##### Available records #####

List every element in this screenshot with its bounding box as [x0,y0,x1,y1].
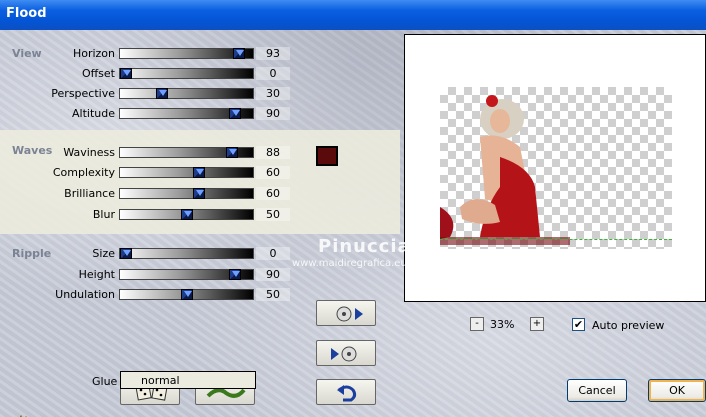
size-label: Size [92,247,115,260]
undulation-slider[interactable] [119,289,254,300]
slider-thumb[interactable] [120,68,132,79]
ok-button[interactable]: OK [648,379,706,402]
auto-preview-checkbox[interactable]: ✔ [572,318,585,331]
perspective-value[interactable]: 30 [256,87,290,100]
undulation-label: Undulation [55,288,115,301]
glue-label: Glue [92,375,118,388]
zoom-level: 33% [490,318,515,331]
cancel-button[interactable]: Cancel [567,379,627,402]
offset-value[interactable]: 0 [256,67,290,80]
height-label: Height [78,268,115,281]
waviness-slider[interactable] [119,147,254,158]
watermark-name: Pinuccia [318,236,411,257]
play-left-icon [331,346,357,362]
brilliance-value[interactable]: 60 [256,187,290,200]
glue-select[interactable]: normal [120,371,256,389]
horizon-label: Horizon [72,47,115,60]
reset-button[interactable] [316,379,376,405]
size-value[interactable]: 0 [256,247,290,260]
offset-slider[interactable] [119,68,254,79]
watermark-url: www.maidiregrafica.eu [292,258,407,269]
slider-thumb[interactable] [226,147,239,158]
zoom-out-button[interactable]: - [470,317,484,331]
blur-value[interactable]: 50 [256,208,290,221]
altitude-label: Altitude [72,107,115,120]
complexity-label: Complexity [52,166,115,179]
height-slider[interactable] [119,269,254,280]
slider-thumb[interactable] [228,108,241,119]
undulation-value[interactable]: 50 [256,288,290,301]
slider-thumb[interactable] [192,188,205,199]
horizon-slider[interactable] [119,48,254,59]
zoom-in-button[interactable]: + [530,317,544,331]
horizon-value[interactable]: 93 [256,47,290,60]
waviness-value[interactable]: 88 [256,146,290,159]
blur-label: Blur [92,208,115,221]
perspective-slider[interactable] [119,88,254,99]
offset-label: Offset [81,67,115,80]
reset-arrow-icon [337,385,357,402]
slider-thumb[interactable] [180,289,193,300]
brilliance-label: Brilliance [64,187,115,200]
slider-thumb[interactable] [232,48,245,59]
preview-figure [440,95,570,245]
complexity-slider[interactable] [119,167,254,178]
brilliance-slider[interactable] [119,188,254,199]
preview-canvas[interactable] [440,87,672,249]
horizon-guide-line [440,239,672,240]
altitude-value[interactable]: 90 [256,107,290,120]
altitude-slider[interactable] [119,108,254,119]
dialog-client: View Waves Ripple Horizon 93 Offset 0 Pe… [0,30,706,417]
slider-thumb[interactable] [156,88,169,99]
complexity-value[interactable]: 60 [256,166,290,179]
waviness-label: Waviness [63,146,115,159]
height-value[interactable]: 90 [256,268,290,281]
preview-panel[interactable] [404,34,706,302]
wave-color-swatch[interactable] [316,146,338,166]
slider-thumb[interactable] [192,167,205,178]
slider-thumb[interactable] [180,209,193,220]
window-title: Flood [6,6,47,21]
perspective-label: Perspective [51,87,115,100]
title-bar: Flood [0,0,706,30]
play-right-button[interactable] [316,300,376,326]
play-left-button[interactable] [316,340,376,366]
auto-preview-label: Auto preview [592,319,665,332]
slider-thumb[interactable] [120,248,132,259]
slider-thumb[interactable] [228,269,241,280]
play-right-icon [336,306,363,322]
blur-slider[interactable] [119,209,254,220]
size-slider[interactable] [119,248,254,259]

#####

■ Required work ■
Which lines of the data above contain the string "perspective"? Extract each one, treating uppercase and lowercase letters as different.

■ Expected output ■
perspective-value[interactable]: 30 [256,87,290,100]
perspective-slider[interactable] [119,88,254,99]
perspective-label: Perspective [51,87,115,100]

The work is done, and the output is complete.